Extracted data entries
■ ■ ■

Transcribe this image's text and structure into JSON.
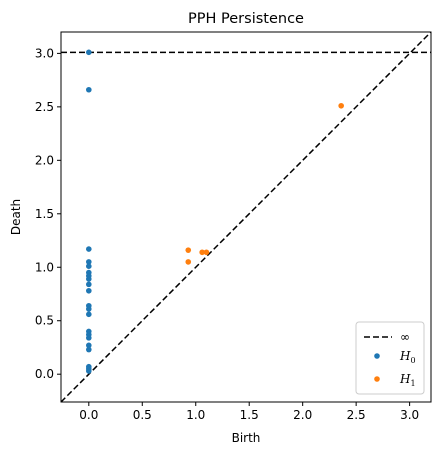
{
  "chart_data": {
    "type": "scatter",
    "title": "PPH Persistence",
    "xlabel": "Birth",
    "ylabel": "Death",
    "xlim": [
      -0.26,
      3.2
    ],
    "ylim": [
      -0.26,
      3.2
    ],
    "x_ticks": [
      "0.0",
      "0.5",
      "1.0",
      "1.5",
      "2.0",
      "2.5",
      "3.0"
    ],
    "y_ticks": [
      "0.0",
      "0.5",
      "1.0",
      "1.5",
      "2.0",
      "2.5",
      "3.0"
    ],
    "x_tick_values": [
      0,
      0.5,
      1.0,
      1.5,
      2.0,
      2.5,
      3.0
    ],
    "y_tick_values": [
      0,
      0.5,
      1.0,
      1.5,
      2.0,
      2.5,
      3.0
    ],
    "infinity_line": 3.01,
    "diagonal": true,
    "grid": false,
    "legend_position": "bottom-right",
    "legend": {
      "inf_label": "∞",
      "h0_base": "H",
      "h0_sub": "0",
      "h1_base": "H",
      "h1_sub": "1"
    },
    "series": [
      {
        "name": "H0",
        "color": "#1f77b4",
        "points": [
          [
            0,
            3.01
          ],
          [
            0,
            2.66
          ],
          [
            0,
            1.17
          ],
          [
            0,
            1.05
          ],
          [
            0,
            1.01
          ],
          [
            0,
            0.95
          ],
          [
            0,
            0.92
          ],
          [
            0,
            0.89
          ],
          [
            0,
            0.84
          ],
          [
            0,
            0.78
          ],
          [
            0,
            0.64
          ],
          [
            0,
            0.61
          ],
          [
            0,
            0.56
          ],
          [
            0,
            0.4
          ],
          [
            0,
            0.37
          ],
          [
            0,
            0.34
          ],
          [
            0,
            0.27
          ],
          [
            0,
            0.23
          ],
          [
            0,
            0.07
          ],
          [
            0,
            0.05
          ],
          [
            0,
            0.03
          ]
        ]
      },
      {
        "name": "H1",
        "color": "#ff7f0e",
        "points": [
          [
            0.93,
            1.16
          ],
          [
            0.93,
            1.05
          ],
          [
            1.06,
            1.14
          ],
          [
            1.1,
            1.14
          ],
          [
            2.36,
            2.51
          ]
        ]
      }
    ]
  }
}
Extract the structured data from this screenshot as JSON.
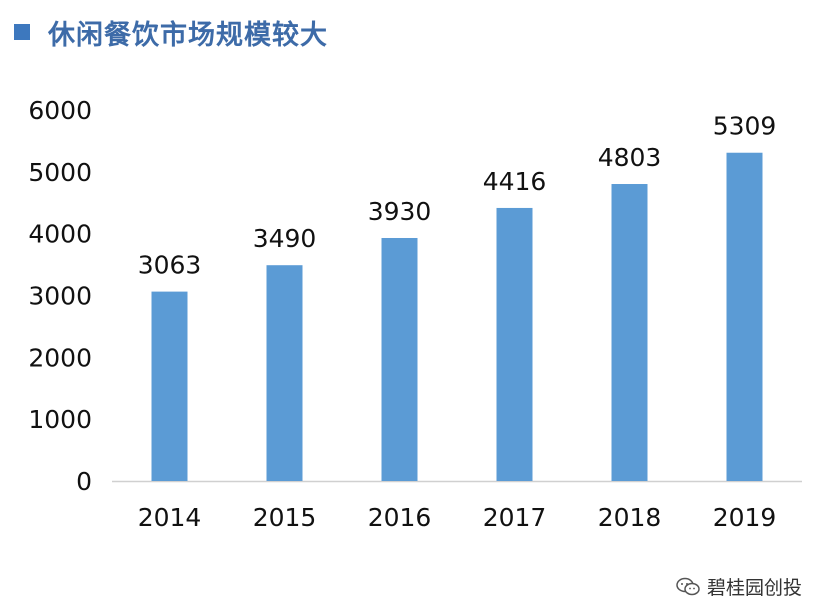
{
  "colors": {
    "bar": "#5B9BD5",
    "title": "#3D6BA8",
    "marker": "#3D78BE",
    "axis": "#D0D0D0",
    "text": "#111111"
  },
  "title_marker_icon": "square-bullet-icon",
  "chart_data": {
    "type": "bar",
    "title": "休闲餐饮市场规模较大",
    "categories": [
      "2014",
      "2015",
      "2016",
      "2017",
      "2018",
      "2019"
    ],
    "values": [
      3063,
      3490,
      3930,
      4416,
      4803,
      5309
    ],
    "ylim": [
      0,
      6000
    ],
    "yticks": [
      "0",
      "1000",
      "2000",
      "3000",
      "4000",
      "5000",
      "6000"
    ],
    "data_labels": true,
    "grid": false,
    "legend": "none"
  },
  "watermark": {
    "text": "碧桂园创投",
    "icon": "wechat-logo-icon"
  }
}
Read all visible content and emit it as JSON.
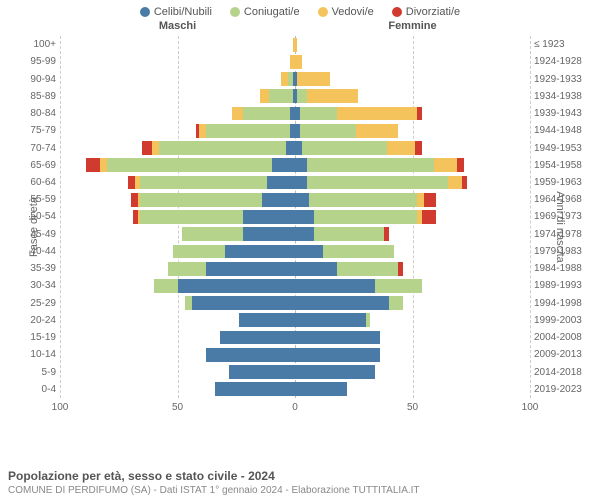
{
  "legend": {
    "items": [
      {
        "label": "Celibi/Nubili",
        "color": "#4a7ba6"
      },
      {
        "label": "Coniugati/e",
        "color": "#b5d38b"
      },
      {
        "label": "Vedovi/e",
        "color": "#f5c35c"
      },
      {
        "label": "Divorziati/e",
        "color": "#d13a2e"
      }
    ]
  },
  "headers": {
    "male": "Maschi",
    "female": "Femmine"
  },
  "axes": {
    "left_title": "Fasce di età",
    "right_title": "Anni di nascita",
    "x_max": 100,
    "x_ticks": [
      100,
      50,
      0,
      50,
      100
    ]
  },
  "colors": {
    "celibi": "#4a7ba6",
    "coniugati": "#b5d38b",
    "vedovi": "#f5c35c",
    "divorziati": "#d13a2e",
    "grid": "#cccccc",
    "text": "#666666"
  },
  "rows": [
    {
      "age": "100+",
      "birth": "≤ 1923",
      "m": {
        "c": 0,
        "co": 0,
        "v": 1,
        "d": 0
      },
      "f": {
        "c": 0,
        "co": 0,
        "v": 1,
        "d": 0
      }
    },
    {
      "age": "95-99",
      "birth": "1924-1928",
      "m": {
        "c": 0,
        "co": 0,
        "v": 2,
        "d": 0
      },
      "f": {
        "c": 0,
        "co": 0,
        "v": 3,
        "d": 0
      }
    },
    {
      "age": "90-94",
      "birth": "1929-1933",
      "m": {
        "c": 1,
        "co": 2,
        "v": 3,
        "d": 0
      },
      "f": {
        "c": 1,
        "co": 0,
        "v": 14,
        "d": 0
      }
    },
    {
      "age": "85-89",
      "birth": "1934-1938",
      "m": {
        "c": 1,
        "co": 10,
        "v": 4,
        "d": 0
      },
      "f": {
        "c": 1,
        "co": 4,
        "v": 22,
        "d": 0
      }
    },
    {
      "age": "80-84",
      "birth": "1939-1943",
      "m": {
        "c": 2,
        "co": 20,
        "v": 5,
        "d": 0
      },
      "f": {
        "c": 2,
        "co": 16,
        "v": 34,
        "d": 2
      }
    },
    {
      "age": "75-79",
      "birth": "1944-1948",
      "m": {
        "c": 2,
        "co": 36,
        "v": 3,
        "d": 1
      },
      "f": {
        "c": 2,
        "co": 24,
        "v": 18,
        "d": 0
      }
    },
    {
      "age": "70-74",
      "birth": "1949-1953",
      "m": {
        "c": 4,
        "co": 54,
        "v": 3,
        "d": 4
      },
      "f": {
        "c": 3,
        "co": 36,
        "v": 12,
        "d": 3
      }
    },
    {
      "age": "65-69",
      "birth": "1954-1958",
      "m": {
        "c": 10,
        "co": 70,
        "v": 3,
        "d": 6
      },
      "f": {
        "c": 5,
        "co": 54,
        "v": 10,
        "d": 3
      }
    },
    {
      "age": "60-64",
      "birth": "1959-1963",
      "m": {
        "c": 12,
        "co": 54,
        "v": 2,
        "d": 3
      },
      "f": {
        "c": 5,
        "co": 60,
        "v": 6,
        "d": 2
      }
    },
    {
      "age": "55-59",
      "birth": "1964-1968",
      "m": {
        "c": 14,
        "co": 52,
        "v": 1,
        "d": 3
      },
      "f": {
        "c": 6,
        "co": 46,
        "v": 3,
        "d": 5
      }
    },
    {
      "age": "50-54",
      "birth": "1969-1973",
      "m": {
        "c": 22,
        "co": 44,
        "v": 1,
        "d": 2
      },
      "f": {
        "c": 8,
        "co": 44,
        "v": 2,
        "d": 6
      }
    },
    {
      "age": "45-49",
      "birth": "1974-1978",
      "m": {
        "c": 22,
        "co": 26,
        "v": 0,
        "d": 0
      },
      "f": {
        "c": 8,
        "co": 30,
        "v": 0,
        "d": 2
      }
    },
    {
      "age": "40-44",
      "birth": "1979-1983",
      "m": {
        "c": 30,
        "co": 22,
        "v": 0,
        "d": 0
      },
      "f": {
        "c": 12,
        "co": 30,
        "v": 0,
        "d": 0
      }
    },
    {
      "age": "35-39",
      "birth": "1984-1988",
      "m": {
        "c": 38,
        "co": 16,
        "v": 0,
        "d": 0
      },
      "f": {
        "c": 18,
        "co": 26,
        "v": 0,
        "d": 2
      }
    },
    {
      "age": "30-34",
      "birth": "1989-1993",
      "m": {
        "c": 50,
        "co": 10,
        "v": 0,
        "d": 0
      },
      "f": {
        "c": 34,
        "co": 20,
        "v": 0,
        "d": 0
      }
    },
    {
      "age": "25-29",
      "birth": "1994-1998",
      "m": {
        "c": 44,
        "co": 3,
        "v": 0,
        "d": 0
      },
      "f": {
        "c": 40,
        "co": 6,
        "v": 0,
        "d": 0
      }
    },
    {
      "age": "20-24",
      "birth": "1999-2003",
      "m": {
        "c": 24,
        "co": 0,
        "v": 0,
        "d": 0
      },
      "f": {
        "c": 30,
        "co": 2,
        "v": 0,
        "d": 0
      }
    },
    {
      "age": "15-19",
      "birth": "2004-2008",
      "m": {
        "c": 32,
        "co": 0,
        "v": 0,
        "d": 0
      },
      "f": {
        "c": 36,
        "co": 0,
        "v": 0,
        "d": 0
      }
    },
    {
      "age": "10-14",
      "birth": "2009-2013",
      "m": {
        "c": 38,
        "co": 0,
        "v": 0,
        "d": 0
      },
      "f": {
        "c": 36,
        "co": 0,
        "v": 0,
        "d": 0
      }
    },
    {
      "age": "5-9",
      "birth": "2014-2018",
      "m": {
        "c": 28,
        "co": 0,
        "v": 0,
        "d": 0
      },
      "f": {
        "c": 34,
        "co": 0,
        "v": 0,
        "d": 0
      }
    },
    {
      "age": "0-4",
      "birth": "2019-2023",
      "m": {
        "c": 34,
        "co": 0,
        "v": 0,
        "d": 0
      },
      "f": {
        "c": 22,
        "co": 0,
        "v": 0,
        "d": 0
      }
    }
  ],
  "footer": {
    "title": "Popolazione per età, sesso e stato civile - 2024",
    "subtitle": "COMUNE DI PERDIFUMO (SA) - Dati ISTAT 1° gennaio 2024 - Elaborazione TUTTITALIA.IT"
  }
}
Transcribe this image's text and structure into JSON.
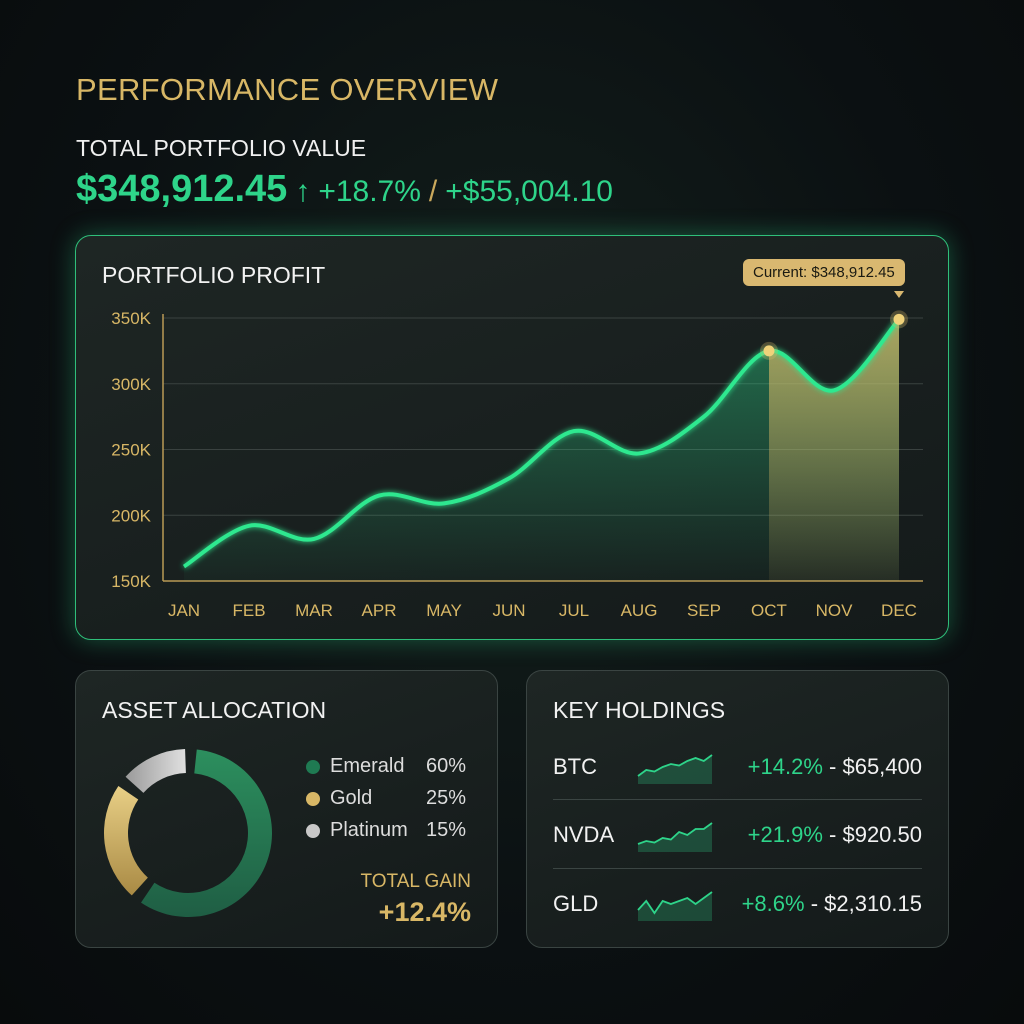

■ ■ ■

▶ [WHAT IS BEING ASKED]: Scan the records above, count the lines with "JSON" in them, and give only the number.

▶ [TASK RESULT]: 4